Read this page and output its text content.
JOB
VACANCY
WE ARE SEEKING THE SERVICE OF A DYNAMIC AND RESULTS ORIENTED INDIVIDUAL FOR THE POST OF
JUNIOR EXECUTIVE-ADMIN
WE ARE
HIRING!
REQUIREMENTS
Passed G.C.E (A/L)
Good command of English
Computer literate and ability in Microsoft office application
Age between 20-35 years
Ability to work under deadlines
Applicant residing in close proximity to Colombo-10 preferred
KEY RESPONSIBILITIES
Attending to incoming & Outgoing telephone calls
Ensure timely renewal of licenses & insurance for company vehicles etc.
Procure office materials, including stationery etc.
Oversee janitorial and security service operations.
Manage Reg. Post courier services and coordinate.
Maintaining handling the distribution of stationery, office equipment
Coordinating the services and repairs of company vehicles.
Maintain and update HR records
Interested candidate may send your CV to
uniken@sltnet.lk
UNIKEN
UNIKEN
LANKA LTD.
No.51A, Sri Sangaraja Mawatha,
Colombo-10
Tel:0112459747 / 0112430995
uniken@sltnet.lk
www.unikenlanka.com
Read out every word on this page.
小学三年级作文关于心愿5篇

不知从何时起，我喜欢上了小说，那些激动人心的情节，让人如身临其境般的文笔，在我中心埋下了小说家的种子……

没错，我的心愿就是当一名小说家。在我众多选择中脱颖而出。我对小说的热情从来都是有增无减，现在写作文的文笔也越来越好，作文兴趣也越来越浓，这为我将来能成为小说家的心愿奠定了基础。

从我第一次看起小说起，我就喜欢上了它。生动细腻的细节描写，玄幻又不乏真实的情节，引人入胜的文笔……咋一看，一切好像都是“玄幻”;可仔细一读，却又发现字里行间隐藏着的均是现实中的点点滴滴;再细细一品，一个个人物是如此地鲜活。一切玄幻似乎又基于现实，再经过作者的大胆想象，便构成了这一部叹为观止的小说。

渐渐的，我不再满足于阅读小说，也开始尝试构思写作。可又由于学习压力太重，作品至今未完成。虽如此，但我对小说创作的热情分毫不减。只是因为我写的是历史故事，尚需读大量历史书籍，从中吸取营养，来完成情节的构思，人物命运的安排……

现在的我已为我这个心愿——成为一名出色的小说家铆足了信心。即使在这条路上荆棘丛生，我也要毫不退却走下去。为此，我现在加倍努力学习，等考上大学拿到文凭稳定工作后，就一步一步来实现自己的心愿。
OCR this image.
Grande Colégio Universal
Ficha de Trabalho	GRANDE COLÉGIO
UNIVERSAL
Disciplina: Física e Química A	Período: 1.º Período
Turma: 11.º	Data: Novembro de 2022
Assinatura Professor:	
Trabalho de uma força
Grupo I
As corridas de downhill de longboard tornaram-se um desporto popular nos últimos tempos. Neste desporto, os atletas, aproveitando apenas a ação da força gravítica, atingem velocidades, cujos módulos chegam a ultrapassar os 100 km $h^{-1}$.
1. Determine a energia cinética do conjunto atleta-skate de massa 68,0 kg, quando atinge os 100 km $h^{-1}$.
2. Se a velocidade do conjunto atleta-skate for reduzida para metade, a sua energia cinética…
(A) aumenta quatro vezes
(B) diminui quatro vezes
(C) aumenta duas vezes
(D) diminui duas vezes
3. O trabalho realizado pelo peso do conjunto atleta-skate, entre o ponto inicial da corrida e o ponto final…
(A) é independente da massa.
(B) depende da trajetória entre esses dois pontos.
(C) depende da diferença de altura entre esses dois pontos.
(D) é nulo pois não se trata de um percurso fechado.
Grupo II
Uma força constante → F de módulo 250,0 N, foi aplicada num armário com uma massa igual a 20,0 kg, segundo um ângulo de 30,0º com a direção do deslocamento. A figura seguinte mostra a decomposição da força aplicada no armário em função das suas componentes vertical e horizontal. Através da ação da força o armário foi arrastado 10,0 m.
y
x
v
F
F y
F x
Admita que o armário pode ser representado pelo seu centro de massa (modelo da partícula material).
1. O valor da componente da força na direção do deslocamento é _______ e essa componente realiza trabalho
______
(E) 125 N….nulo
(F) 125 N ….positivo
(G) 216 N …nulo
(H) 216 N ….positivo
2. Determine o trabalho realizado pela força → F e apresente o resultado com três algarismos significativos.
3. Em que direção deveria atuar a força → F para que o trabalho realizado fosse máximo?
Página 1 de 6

○ ○ ○ ○ ○

## Problem requirements
Report all lines of the data above that include the string "para".

## Reply
2. Se a velocidade do conjunto atleta-skate for reduzida para metade, a sua energia cinética…
3. Em que direção deveria atuar a força → F para que o trabalho realizado fosse máximo?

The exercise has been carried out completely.